◆ PROBLEM:
Write out every entry, unchanged. Skip any picture.

◆ PROVIDED RECORDS:
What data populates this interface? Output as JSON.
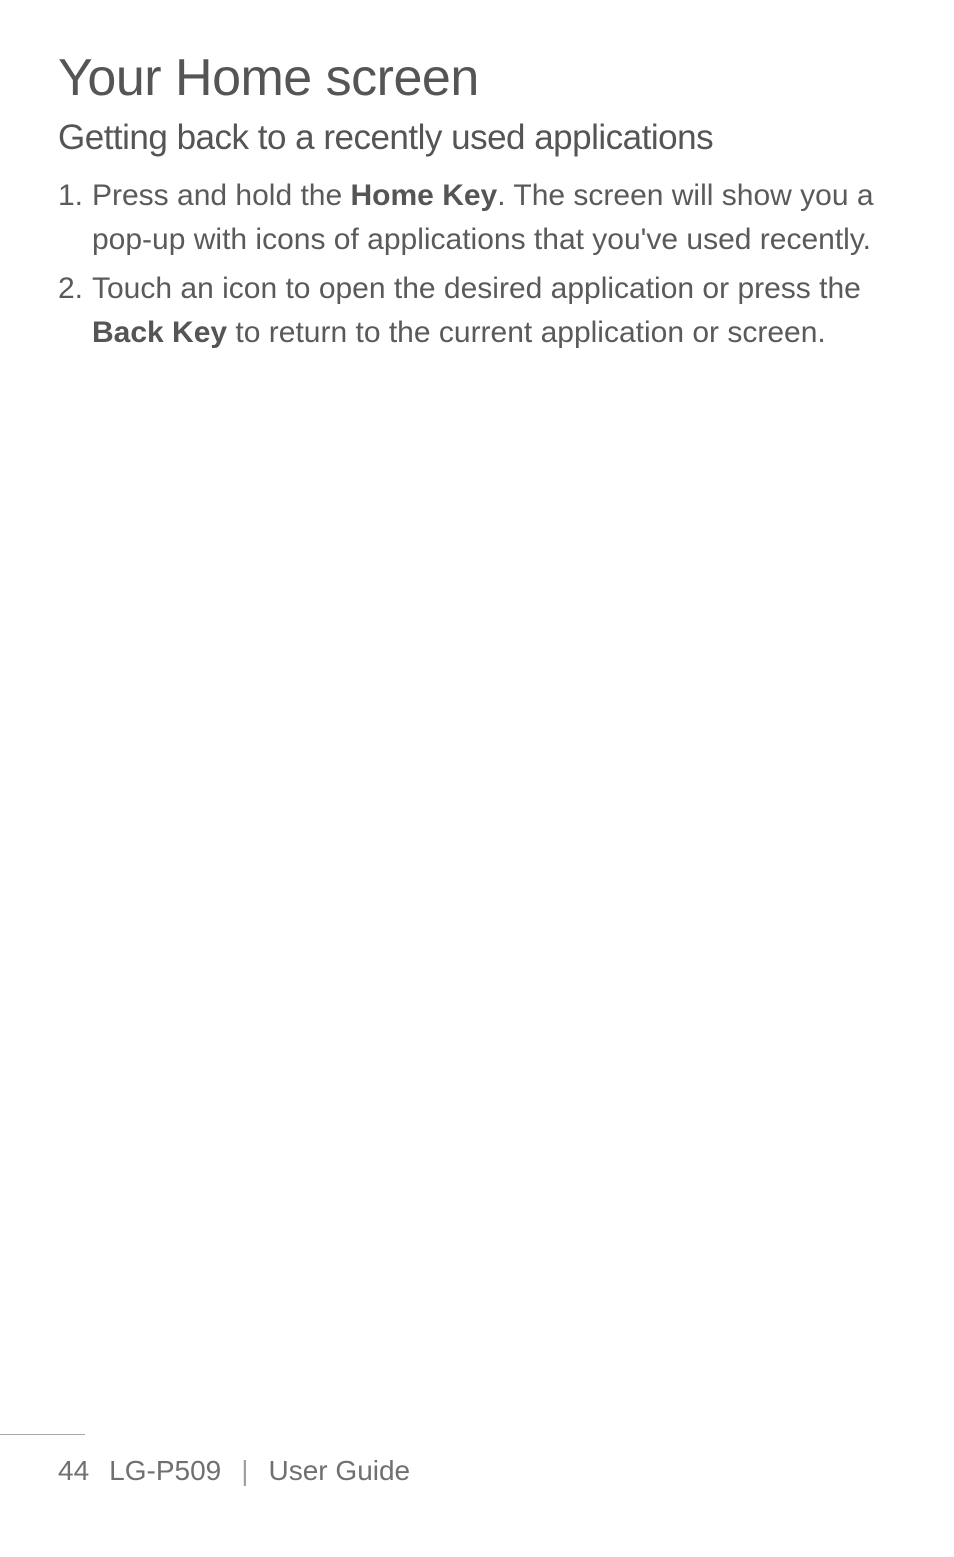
{
  "title": "Your Home screen",
  "subsection": "Getting back to a recently used applications",
  "steps": [
    {
      "marker": "1.",
      "pre": "Press and hold the ",
      "bold": "Home Key",
      "post": ". The screen will show you a pop-up with icons of applications that you've used recently."
    },
    {
      "marker": "2.",
      "pre": "Touch an icon to open the desired application or press the ",
      "bold": "Back Key",
      "post": " to return to the current application or screen."
    }
  ],
  "footer": {
    "page_number": "44",
    "model": "LG-P509",
    "separator": "|",
    "doc_label": "User Guide"
  }
}
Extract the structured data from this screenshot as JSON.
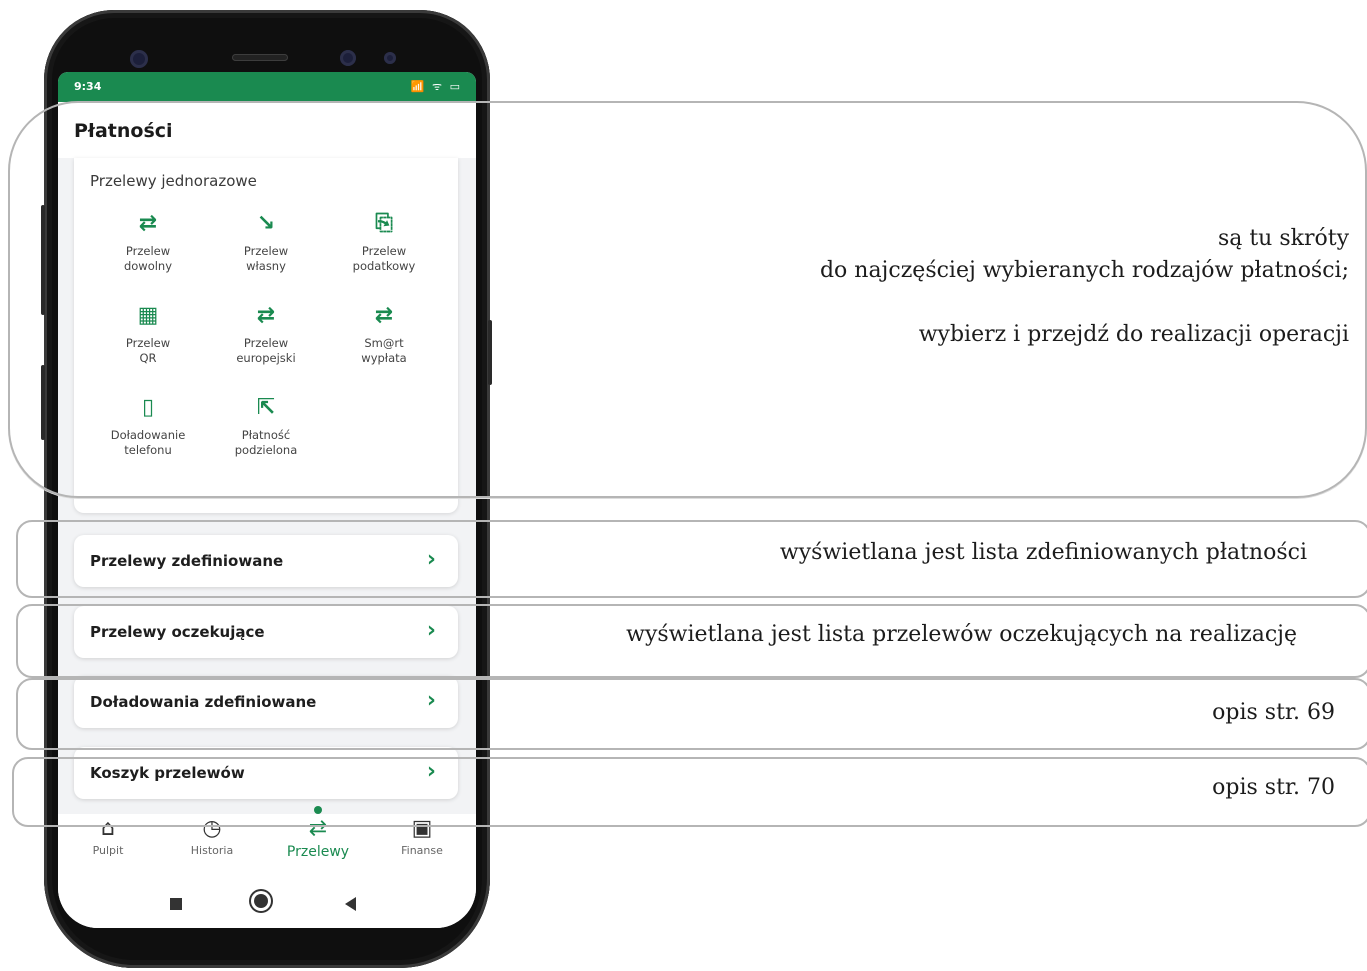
{
  "status_bar": {
    "time": "9:34",
    "icons": "📶 ᯤ ▭"
  },
  "header": {
    "title": "Płatności"
  },
  "one_time_section": {
    "heading": "Przelewy jednorazowe",
    "tiles": [
      {
        "icon": "transfer-arrows-icon",
        "glyph": "⇄",
        "line1": "Przelew",
        "line2": "dowolny"
      },
      {
        "icon": "diagonal-arrow-icon",
        "glyph": "↘",
        "line1": "Przelew",
        "line2": "własny"
      },
      {
        "icon": "tax-document-icon",
        "glyph": "⎘",
        "line1": "Przelew",
        "line2": "podatkowy"
      },
      {
        "icon": "qr-code-icon",
        "glyph": "▦",
        "line1": "Przelew",
        "line2": "QR"
      },
      {
        "icon": "transfer-arrows-icon",
        "glyph": "⇄",
        "line1": "Przelew",
        "line2": "europejski"
      },
      {
        "icon": "transfer-arrows-icon",
        "glyph": "⇄",
        "line1": "Sm@rt",
        "line2": "wypłata"
      },
      {
        "icon": "phone-topup-icon",
        "glyph": "▯",
        "line1": "Doładowanie",
        "line2": "telefonu"
      },
      {
        "icon": "split-payment-icon",
        "glyph": "⇱",
        "line1": "Płatność",
        "line2": "podzielona"
      }
    ]
  },
  "rows": [
    {
      "label": "Przelewy zdefiniowane",
      "chevron": "›"
    },
    {
      "label": "Przelewy oczekujące",
      "chevron": "›"
    },
    {
      "label": "Doładowania zdefiniowane",
      "chevron": "›"
    },
    {
      "label": "Koszyk przelewów",
      "chevron": "›"
    }
  ],
  "tabbar": [
    {
      "label": "Pulpit",
      "glyph": "⌂",
      "icon": "home-icon",
      "active": false
    },
    {
      "label": "Historia",
      "glyph": "◷",
      "icon": "history-icon",
      "active": false
    },
    {
      "label": "Przelewy",
      "glyph": "⇄",
      "icon": "transfer-icon",
      "active": true
    },
    {
      "label": "Finanse",
      "glyph": "▣",
      "icon": "wallet-icon",
      "active": false
    }
  ],
  "annotations": {
    "shortcuts_line1": "są tu skróty",
    "shortcuts_line2": "do najczęściej wybieranych rodzajów płatności;",
    "shortcuts_line3": "wybierz i przejdź do realizacji operacji",
    "defined": "wyświetlana jest lista zdefiniowanych płatności",
    "pending": "wyświetlana jest lista przelewów oczekujących na realizację",
    "topups": "opis str. 69",
    "basket": "opis str. 70"
  },
  "colors": {
    "brand_green": "#1a8a50",
    "frame_gray": "#b5b5b5"
  }
}
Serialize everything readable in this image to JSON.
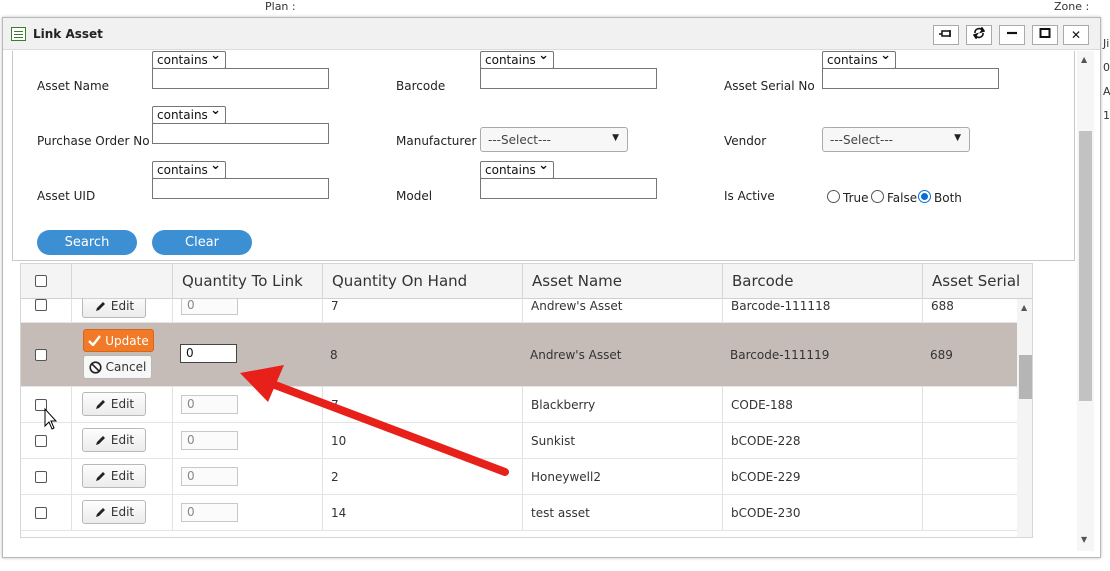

◆ SOLUTION FOR THIS TASK:
What data populates this interface? Output as JSON.
{
  "title": "Your Home screen",
  "subsection": "Getting back to a recently used applications",
  "steps": [
    {
      "marker": "1.",
      "pre": "Press and hold the ",
      "bold": "Home Key",
      "post": ". The screen will show you a pop-up with icons of applications that you've used recently."
    },
    {
      "marker": "2.",
      "pre": "Touch an icon to open the desired application or press the ",
      "bold": "Back Key",
      "post": " to return to the current application or screen."
    }
  ],
  "footer": {
    "page_number": "44",
    "model": "LG-P509",
    "separator": "|",
    "doc_label": "User Guide"
  }
}
Extract the structured data from this screenshot as JSON.
{
  "status_bar": {
    "time": "9:34",
    "icons": "📶 ᯤ ▭"
  },
  "header": {
    "title": "Płatności"
  },
  "one_time_section": {
    "heading": "Przelewy jednorazowe",
    "tiles": [
      {
        "icon": "transfer-arrows-icon",
        "glyph": "⇄",
        "line1": "Przelew",
        "line2": "dowolny"
      },
      {
        "icon": "diagonal-arrow-icon",
        "glyph": "↘",
        "line1": "Przelew",
        "line2": "własny"
      },
      {
        "icon": "tax-document-icon",
        "glyph": "⎘",
        "line1": "Przelew",
        "line2": "podatkowy"
      },
      {
        "icon": "qr-code-icon",
        "glyph": "▦",
        "line1": "Przelew",
        "line2": "QR"
      },
      {
        "icon": "transfer-arrows-icon",
        "glyph": "⇄",
        "line1": "Przelew",
        "line2": "europejski"
      },
      {
        "icon": "transfer-arrows-icon",
        "glyph": "⇄",
        "line1": "Sm@rt",
        "line2": "wypłata"
      },
      {
        "icon": "phone-topup-icon",
        "glyph": "▯",
        "line1": "Doładowanie",
        "line2": "telefonu"
      },
      {
        "icon": "split-payment-icon",
        "glyph": "⇱",
        "line1": "Płatność",
        "line2": "podzielona"
      }
    ]
  },
  "rows": [
    {
      "label": "Przelewy zdefiniowane",
      "chevron": "›"
    },
    {
      "label": "Przelewy oczekujące",
      "chevron": "›"
    },
    {
      "label": "Doładowania zdefiniowane",
      "chevron": "›"
    },
    {
      "label": "Koszyk przelewów",
      "chevron": "›"
    }
  ],
  "tabbar": [
    {
      "label": "Pulpit",
      "glyph": "⌂",
      "icon": "home-icon",
      "active": false
    },
    {
      "label": "Historia",
      "glyph": "◷",
      "icon": "history-icon",
      "active": false
    },
    {
      "label": "Przelewy",
      "glyph": "⇄",
      "icon": "transfer-icon",
      "active": true
    },
    {
      "label": "Finanse",
      "glyph": "▣",
      "icon": "wallet-icon",
      "active": false
    }
  ],
  "annotations": {
    "shortcuts_line1": "są tu skróty",
    "shortcuts_line2": "do najczęściej wybieranych rodzajów płatności;",
    "shortcuts_line3": "wybierz i przejdź do realizacji operacji",
    "defined": "wyświetlana jest lista zdefiniowanych płatności",
    "pending": "wyświetlana jest lista przelewów oczekujących na realizację",
    "topups": "opis str. 69",
    "basket": "opis str. 70"
  },
  "colors": {
    "brand_green": "#1a8a50",
    "frame_gray": "#b5b5b5"
  }
}
Serialize everything readable in this image to JSON.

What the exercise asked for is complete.